**Goal of the exercise:** Present the data once more in exactly its original form.

Start

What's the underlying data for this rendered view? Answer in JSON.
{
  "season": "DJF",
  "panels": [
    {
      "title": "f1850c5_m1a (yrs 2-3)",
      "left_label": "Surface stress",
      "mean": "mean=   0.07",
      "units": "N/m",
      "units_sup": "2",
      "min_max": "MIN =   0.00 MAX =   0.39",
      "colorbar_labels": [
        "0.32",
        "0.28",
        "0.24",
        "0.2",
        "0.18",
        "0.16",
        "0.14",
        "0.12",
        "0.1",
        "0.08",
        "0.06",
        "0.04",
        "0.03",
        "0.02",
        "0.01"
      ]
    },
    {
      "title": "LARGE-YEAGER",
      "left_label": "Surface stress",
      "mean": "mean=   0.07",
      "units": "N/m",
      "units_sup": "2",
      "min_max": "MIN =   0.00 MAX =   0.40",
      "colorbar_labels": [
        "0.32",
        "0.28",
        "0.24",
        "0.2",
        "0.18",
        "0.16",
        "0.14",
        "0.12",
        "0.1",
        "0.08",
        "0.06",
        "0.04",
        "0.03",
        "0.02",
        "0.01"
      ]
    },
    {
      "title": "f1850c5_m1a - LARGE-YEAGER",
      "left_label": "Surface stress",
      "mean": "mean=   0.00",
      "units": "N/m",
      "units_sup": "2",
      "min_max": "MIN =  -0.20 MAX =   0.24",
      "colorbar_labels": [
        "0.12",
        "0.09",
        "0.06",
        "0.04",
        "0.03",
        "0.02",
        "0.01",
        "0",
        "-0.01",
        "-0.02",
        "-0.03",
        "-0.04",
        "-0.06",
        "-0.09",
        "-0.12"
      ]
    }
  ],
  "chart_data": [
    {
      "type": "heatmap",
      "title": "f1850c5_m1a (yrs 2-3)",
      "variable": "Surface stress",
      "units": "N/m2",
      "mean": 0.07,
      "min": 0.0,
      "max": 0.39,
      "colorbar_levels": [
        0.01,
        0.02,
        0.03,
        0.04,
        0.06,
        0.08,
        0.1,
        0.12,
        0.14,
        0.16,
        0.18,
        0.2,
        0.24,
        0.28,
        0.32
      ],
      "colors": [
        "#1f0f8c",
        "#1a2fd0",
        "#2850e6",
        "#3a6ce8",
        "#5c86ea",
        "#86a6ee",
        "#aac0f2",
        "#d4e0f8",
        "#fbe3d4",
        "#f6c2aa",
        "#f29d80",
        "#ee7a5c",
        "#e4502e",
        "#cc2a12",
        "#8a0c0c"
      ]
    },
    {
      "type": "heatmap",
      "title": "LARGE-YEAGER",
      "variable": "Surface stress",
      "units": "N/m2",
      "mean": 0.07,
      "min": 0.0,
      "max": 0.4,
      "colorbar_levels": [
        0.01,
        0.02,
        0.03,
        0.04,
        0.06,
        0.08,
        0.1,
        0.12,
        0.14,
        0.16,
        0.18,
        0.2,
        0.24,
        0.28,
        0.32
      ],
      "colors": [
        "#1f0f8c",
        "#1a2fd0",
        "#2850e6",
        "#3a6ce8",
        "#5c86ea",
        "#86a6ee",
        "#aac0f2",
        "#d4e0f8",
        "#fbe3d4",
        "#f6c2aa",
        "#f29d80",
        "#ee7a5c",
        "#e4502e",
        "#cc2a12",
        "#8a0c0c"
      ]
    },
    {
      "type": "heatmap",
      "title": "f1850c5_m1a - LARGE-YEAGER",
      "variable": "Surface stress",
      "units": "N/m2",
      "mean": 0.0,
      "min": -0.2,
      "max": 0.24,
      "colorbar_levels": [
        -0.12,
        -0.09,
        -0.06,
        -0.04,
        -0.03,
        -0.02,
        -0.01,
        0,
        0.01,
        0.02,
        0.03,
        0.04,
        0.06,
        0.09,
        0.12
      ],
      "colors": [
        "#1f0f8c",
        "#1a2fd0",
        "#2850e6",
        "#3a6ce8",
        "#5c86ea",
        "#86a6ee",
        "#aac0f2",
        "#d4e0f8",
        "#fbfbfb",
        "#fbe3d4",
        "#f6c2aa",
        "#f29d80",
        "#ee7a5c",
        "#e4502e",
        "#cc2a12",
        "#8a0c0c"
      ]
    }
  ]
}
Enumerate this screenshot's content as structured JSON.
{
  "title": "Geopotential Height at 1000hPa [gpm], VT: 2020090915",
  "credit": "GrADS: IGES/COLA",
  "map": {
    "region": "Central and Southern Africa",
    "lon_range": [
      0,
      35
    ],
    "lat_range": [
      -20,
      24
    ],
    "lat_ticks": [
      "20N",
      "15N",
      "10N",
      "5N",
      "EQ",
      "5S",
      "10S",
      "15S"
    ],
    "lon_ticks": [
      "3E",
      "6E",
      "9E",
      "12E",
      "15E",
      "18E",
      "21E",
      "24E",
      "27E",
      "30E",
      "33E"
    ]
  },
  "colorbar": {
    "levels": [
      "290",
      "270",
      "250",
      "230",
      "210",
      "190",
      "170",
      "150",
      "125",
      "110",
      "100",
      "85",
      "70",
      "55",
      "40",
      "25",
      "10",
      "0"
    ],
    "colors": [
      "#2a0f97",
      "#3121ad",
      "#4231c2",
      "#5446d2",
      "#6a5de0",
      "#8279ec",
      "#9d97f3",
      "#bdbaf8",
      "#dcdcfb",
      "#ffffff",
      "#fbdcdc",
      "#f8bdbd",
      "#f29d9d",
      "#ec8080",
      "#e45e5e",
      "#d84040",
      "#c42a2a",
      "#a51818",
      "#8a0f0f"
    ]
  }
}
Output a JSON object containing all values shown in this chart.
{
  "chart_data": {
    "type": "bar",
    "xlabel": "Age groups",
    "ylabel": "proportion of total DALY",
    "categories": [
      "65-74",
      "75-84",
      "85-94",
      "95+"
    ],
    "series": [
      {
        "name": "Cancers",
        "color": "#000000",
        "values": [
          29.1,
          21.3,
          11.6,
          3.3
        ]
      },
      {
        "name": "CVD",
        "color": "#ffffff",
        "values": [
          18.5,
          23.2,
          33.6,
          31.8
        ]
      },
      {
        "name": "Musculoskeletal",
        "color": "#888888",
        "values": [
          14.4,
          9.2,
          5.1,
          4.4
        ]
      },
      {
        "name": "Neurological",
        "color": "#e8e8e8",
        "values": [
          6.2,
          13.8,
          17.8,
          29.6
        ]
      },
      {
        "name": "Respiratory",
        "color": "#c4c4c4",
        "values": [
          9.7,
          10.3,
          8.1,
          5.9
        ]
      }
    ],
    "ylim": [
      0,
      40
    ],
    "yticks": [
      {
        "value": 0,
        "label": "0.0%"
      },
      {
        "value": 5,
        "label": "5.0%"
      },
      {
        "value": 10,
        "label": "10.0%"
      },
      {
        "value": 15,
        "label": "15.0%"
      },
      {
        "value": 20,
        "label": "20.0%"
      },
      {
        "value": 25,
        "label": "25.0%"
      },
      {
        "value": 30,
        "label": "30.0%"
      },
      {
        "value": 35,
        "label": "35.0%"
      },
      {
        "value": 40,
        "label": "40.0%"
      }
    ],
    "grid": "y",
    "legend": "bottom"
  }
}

End

**Complete response:**
What's the underlying data for this rendered view? Answer in JSON.
{
  "season": "DJF",
  "panels": [
    {
      "title": "f1850c5_m1a (yrs 2-3)",
      "left_label": "Surface stress",
      "mean": "mean=   0.07",
      "units": "N/m",
      "units_sup": "2",
      "min_max": "MIN =   0.00 MAX =   0.39",
      "colorbar_labels": [
        "0.32",
        "0.28",
        "0.24",
        "0.2",
        "0.18",
        "0.16",
        "0.14",
        "0.12",
        "0.1",
        "0.08",
        "0.06",
        "0.04",
        "0.03",
        "0.02",
        "0.01"
      ]
    },
    {
      "title": "LARGE-YEAGER",
      "left_label": "Surface stress",
      "mean": "mean=   0.07",
      "units": "N/m",
      "units_sup": "2",
      "min_max": "MIN =   0.00 MAX =   0.40",
      "colorbar_labels": [
        "0.32",
        "0.28",
        "0.24",
        "0.2",
        "0.18",
        "0.16",
        "0.14",
        "0.12",
        "0.1",
        "0.08",
        "0.06",
        "0.04",
        "0.03",
        "0.02",
        "0.01"
      ]
    },
    {
      "title": "f1850c5_m1a - LARGE-YEAGER",
      "left_label": "Surface stress",
      "mean": "mean=   0.00",
      "units": "N/m",
      "units_sup": "2",
      "min_max": "MIN =  -0.20 MAX =   0.24",
      "colorbar_labels": [
        "0.12",
        "0.09",
        "0.06",
        "0.04",
        "0.03",
        "0.02",
        "0.01",
        "0",
        "-0.01",
        "-0.02",
        "-0.03",
        "-0.04",
        "-0.06",
        "-0.09",
        "-0.12"
      ]
    }
  ],
  "chart_data": [
    {
      "type": "heatmap",
      "title": "f1850c5_m1a (yrs 2-3)",
      "variable": "Surface stress",
      "units": "N/m2",
      "mean": 0.07,
      "min": 0.0,
      "max": 0.39,
      "colorbar_levels": [
        0.01,
        0.02,
        0.03,
        0.04,
        0.06,
        0.08,
        0.1,
        0.12,
        0.14,
        0.16,
        0.18,
        0.2,
        0.24,
        0.28,
        0.32
      ],
      "colors": [
        "#1f0f8c",
        "#1a2fd0",
        "#2850e6",
        "#3a6ce8",
        "#5c86ea",
        "#86a6ee",
        "#aac0f2",
        "#d4e0f8",
        "#fbe3d4",
        "#f6c2aa",
        "#f29d80",
        "#ee7a5c",
        "#e4502e",
        "#cc2a12",
        "#8a0c0c"
      ]
    },
    {
      "type": "heatmap",
      "title": "LARGE-YEAGER",
      "variable": "Surface stress",
      "units": "N/m2",
      "mean": 0.07,
      "min": 0.0,
      "max": 0.4,
      "colorbar_levels": [
        0.01,
        0.02,
        0.03,
        0.04,
        0.06,
        0.08,
        0.1,
        0.12,
        0.14,
        0.16,
        0.18,
        0.2,
        0.24,
        0.28,
        0.32
      ],
      "colors": [
        "#1f0f8c",
        "#1a2fd0",
        "#2850e6",
        "#3a6ce8",
        "#5c86ea",
        "#86a6ee",
        "#aac0f2",
        "#d4e0f8",
        "#fbe3d4",
        "#f6c2aa",
        "#f29d80",
        "#ee7a5c",
        "#e4502e",
        "#cc2a12",
        "#8a0c0c"
      ]
    },
    {
      "type": "heatmap",
      "title": "f1850c5_m1a - LARGE-YEAGER",
      "variable": "Surface stress",
      "units": "N/m2",
      "mean": 0.0,
      "min": -0.2,
      "max": 0.24,
      "colorbar_levels": [
        -0.12,
        -0.09,
        -0.06,
        -0.04,
        -0.03,
        -0.02,
        -0.01,
        0,
        0.01,
        0.02,
        0.03,
        0.04,
        0.06,
        0.09,
        0.12
      ],
      "colors": [
        "#1f0f8c",
        "#1a2fd0",
        "#2850e6",
        "#3a6ce8",
        "#5c86ea",
        "#86a6ee",
        "#aac0f2",
        "#d4e0f8",
        "#fbfbfb",
        "#fbe3d4",
        "#f6c2aa",
        "#f29d80",
        "#ee7a5c",
        "#e4502e",
        "#cc2a12",
        "#8a0c0c"
      ]
    }
  ]
}
Enumerate this screenshot's content as structured JSON.
{
  "title": "Geopotential Height at 1000hPa [gpm], VT: 2020090915",
  "credit": "GrADS: IGES/COLA",
  "map": {
    "region": "Central and Southern Africa",
    "lon_range": [
      0,
      35
    ],
    "lat_range": [
      -20,
      24
    ],
    "lat_ticks": [
      "20N",
      "15N",
      "10N",
      "5N",
      "EQ",
      "5S",
      "10S",
      "15S"
    ],
    "lon_ticks": [
      "3E",
      "6E",
      "9E",
      "12E",
      "15E",
      "18E",
      "21E",
      "24E",
      "27E",
      "30E",
      "33E"
    ]
  },
  "colorbar": {
    "levels": [
      "290",
      "270",
      "250",
      "230",
      "210",
      "190",
      "170",
      "150",
      "125",
      "110",
      "100",
      "85",
      "70",
      "55",
      "40",
      "25",
      "10",
      "0"
    ],
    "colors": [
      "#2a0f97",
      "#3121ad",
      "#4231c2",
      "#5446d2",
      "#6a5de0",
      "#8279ec",
      "#9d97f3",
      "#bdbaf8",
      "#dcdcfb",
      "#ffffff",
      "#fbdcdc",
      "#f8bdbd",
      "#f29d9d",
      "#ec8080",
      "#e45e5e",
      "#d84040",
      "#c42a2a",
      "#a51818",
      "#8a0f0f"
    ]
  }
}
Output a JSON object containing all values shown in this chart.
{
  "chart_data": {
    "type": "bar",
    "xlabel": "Age groups",
    "ylabel": "proportion of total DALY",
    "categories": [
      "65-74",
      "75-84",
      "85-94",
      "95+"
    ],
    "series": [
      {
        "name": "Cancers",
        "color": "#000000",
        "values": [
          29.1,
          21.3,
          11.6,
          3.3
        ]
      },
      {
        "name": "CVD",
        "color": "#ffffff",
        "values": [
          18.5,
          23.2,
          33.6,
          31.8
        ]
      },
      {
        "name": "Musculoskeletal",
        "color": "#888888",
        "values": [
          14.4,
          9.2,
          5.1,
          4.4
        ]
      },
      {
        "name": "Neurological",
        "color": "#e8e8e8",
        "values": [
          6.2,
          13.8,
          17.8,
          29.6
        ]
      },
      {
        "name": "Respiratory",
        "color": "#c4c4c4",
        "values": [
          9.7,
          10.3,
          8.1,
          5.9
        ]
      }
    ],
    "ylim": [
      0,
      40
    ],
    "yticks": [
      {
        "value": 0,
        "label": "0.0%"
      },
      {
        "value": 5,
        "label": "5.0%"
      },
      {
        "value": 10,
        "label": "10.0%"
      },
      {
        "value": 15,
        "label": "15.0%"
      },
      {
        "value": 20,
        "label": "20.0%"
      },
      {
        "value": 25,
        "label": "25.0%"
      },
      {
        "value": 30,
        "label": "30.0%"
      },
      {
        "value": 35,
        "label": "35.0%"
      },
      {
        "value": 40,
        "label": "40.0%"
      }
    ],
    "grid": "y",
    "legend": "bottom"
  }
}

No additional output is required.